• _What you need to do_:
Set out each line from the following listing that includes the word "content".

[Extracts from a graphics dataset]

■ ■ ■ ■ ■

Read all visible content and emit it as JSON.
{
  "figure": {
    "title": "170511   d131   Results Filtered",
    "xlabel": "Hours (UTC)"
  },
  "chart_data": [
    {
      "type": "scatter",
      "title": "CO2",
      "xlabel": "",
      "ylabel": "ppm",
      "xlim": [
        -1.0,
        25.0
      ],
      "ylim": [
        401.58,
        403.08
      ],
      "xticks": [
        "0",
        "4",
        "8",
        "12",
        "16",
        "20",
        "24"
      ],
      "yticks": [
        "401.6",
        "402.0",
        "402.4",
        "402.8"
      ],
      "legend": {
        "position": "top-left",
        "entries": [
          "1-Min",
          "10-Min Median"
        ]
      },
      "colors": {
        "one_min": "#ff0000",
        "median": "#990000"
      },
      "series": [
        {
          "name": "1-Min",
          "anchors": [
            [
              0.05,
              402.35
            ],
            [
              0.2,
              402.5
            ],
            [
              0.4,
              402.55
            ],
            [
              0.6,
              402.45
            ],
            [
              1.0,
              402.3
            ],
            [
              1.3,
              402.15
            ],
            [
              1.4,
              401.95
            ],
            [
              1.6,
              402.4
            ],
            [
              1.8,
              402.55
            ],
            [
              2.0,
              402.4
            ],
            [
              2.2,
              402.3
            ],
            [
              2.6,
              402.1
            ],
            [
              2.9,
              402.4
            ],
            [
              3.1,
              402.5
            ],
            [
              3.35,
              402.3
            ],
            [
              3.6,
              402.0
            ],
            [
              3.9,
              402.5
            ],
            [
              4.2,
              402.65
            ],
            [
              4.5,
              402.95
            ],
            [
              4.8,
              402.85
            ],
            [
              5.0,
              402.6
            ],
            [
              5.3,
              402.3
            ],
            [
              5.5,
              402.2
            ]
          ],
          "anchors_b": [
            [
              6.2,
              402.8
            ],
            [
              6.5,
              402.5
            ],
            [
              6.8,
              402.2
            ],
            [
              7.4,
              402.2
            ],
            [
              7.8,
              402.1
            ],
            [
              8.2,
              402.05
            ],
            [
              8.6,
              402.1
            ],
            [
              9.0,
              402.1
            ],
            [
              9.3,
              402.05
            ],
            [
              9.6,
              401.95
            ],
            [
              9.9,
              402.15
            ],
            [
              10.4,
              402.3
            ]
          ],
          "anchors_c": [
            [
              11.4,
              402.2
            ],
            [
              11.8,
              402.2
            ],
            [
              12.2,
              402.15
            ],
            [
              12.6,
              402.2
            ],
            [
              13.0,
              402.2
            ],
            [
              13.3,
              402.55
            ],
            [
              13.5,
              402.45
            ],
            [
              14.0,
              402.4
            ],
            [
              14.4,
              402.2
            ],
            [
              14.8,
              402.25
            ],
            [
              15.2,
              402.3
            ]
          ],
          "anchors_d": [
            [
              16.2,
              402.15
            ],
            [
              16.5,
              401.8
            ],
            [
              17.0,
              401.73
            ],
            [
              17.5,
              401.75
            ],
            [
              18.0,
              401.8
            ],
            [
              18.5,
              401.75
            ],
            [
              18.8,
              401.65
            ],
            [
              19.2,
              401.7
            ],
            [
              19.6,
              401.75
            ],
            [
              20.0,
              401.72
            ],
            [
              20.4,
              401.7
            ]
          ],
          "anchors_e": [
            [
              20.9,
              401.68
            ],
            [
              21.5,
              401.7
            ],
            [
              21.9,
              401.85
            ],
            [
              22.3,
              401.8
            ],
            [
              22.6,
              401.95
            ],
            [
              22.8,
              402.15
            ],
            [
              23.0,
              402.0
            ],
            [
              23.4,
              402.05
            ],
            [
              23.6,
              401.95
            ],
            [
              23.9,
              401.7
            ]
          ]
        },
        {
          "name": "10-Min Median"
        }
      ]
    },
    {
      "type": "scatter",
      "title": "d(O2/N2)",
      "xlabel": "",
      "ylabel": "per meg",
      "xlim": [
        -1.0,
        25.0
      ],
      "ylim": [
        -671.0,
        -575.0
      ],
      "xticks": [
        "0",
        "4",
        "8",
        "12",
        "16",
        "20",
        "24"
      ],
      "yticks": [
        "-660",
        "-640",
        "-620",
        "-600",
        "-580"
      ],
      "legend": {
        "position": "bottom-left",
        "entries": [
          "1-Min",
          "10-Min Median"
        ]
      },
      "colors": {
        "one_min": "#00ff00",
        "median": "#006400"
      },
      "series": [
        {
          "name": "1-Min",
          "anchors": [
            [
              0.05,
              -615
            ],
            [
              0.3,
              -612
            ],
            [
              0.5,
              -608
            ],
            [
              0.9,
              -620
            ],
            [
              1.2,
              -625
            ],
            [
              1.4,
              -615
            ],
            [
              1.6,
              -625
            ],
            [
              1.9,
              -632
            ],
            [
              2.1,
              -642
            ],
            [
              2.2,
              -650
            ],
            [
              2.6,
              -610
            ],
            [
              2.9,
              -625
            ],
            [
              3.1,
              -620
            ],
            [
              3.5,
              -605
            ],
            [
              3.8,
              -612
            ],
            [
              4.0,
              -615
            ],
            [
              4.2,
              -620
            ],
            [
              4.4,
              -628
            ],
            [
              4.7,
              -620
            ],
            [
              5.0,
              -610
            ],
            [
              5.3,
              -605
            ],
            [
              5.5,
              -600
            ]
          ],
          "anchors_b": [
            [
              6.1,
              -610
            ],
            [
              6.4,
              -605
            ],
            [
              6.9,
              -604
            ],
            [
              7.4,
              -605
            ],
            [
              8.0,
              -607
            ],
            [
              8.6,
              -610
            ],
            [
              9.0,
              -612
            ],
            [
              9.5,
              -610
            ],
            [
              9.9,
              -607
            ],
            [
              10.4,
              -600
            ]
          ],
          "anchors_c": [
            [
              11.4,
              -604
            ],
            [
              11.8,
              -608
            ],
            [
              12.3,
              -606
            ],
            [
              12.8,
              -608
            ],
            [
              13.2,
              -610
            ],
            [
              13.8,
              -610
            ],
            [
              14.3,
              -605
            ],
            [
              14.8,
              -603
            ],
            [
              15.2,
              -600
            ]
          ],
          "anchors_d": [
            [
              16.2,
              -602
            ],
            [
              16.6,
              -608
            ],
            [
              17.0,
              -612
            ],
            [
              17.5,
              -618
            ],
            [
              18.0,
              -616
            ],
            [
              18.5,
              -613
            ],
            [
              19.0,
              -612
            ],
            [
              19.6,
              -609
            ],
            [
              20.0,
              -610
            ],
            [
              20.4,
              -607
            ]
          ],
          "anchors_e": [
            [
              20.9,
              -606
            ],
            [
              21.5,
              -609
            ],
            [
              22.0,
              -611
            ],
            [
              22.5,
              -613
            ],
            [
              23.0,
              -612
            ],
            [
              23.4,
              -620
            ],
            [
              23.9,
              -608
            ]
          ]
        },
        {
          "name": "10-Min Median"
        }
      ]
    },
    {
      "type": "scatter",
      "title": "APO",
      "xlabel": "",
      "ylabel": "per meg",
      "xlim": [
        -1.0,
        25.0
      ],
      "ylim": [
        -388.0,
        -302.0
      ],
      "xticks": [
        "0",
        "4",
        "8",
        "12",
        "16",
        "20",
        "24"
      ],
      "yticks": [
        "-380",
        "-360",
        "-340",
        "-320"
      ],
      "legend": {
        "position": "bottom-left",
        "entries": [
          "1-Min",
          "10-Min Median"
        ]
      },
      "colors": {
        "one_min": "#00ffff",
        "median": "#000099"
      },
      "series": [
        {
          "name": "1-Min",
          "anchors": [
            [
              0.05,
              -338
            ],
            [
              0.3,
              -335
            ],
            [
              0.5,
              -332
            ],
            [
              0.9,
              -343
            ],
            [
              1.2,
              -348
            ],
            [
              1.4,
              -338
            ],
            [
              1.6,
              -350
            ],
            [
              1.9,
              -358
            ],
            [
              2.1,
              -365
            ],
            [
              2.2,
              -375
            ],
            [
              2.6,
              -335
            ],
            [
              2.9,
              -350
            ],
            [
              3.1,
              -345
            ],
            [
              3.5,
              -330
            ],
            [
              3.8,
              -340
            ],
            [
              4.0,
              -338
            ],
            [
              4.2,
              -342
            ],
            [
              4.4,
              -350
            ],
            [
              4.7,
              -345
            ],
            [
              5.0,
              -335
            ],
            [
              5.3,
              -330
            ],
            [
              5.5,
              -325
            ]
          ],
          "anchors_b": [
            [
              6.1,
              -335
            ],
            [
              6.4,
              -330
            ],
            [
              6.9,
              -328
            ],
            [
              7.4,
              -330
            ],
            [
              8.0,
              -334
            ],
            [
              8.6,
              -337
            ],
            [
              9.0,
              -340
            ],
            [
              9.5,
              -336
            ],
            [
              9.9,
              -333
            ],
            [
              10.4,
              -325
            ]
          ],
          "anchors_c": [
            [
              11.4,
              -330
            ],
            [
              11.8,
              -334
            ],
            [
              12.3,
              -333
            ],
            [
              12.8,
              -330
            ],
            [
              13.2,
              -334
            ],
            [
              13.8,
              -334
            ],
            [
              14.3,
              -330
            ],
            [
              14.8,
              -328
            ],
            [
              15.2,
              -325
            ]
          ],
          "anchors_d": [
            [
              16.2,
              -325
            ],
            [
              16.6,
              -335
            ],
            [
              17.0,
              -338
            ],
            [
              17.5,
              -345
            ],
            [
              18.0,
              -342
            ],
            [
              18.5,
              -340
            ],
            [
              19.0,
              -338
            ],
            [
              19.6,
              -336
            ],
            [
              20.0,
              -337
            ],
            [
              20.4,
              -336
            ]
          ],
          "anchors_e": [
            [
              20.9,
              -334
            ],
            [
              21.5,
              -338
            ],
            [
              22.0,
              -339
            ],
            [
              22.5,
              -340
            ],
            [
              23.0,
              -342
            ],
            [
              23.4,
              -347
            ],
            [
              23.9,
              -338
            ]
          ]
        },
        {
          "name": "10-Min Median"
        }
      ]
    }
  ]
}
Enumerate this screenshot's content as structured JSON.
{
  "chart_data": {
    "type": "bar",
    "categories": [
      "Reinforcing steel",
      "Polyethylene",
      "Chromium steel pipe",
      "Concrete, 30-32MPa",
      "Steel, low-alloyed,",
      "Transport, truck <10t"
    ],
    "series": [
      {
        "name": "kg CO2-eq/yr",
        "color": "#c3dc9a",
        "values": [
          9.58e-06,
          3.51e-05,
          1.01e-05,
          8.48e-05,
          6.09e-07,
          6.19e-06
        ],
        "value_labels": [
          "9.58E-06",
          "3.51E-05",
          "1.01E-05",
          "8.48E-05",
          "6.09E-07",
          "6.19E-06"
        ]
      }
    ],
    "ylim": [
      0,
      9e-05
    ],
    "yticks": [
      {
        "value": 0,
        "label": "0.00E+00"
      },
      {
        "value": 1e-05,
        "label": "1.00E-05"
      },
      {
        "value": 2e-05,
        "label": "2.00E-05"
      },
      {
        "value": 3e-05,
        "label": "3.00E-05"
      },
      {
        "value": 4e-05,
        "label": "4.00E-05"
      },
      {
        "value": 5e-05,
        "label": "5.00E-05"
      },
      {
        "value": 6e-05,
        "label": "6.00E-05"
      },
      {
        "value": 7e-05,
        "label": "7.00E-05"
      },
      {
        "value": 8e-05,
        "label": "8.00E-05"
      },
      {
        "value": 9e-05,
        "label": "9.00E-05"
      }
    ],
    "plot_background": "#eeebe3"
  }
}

■ ■ ■ ■ ■

• _Final answer_:
Read all visible content and emit it as JSON.
Enumerate this screenshot's content as structured JSON.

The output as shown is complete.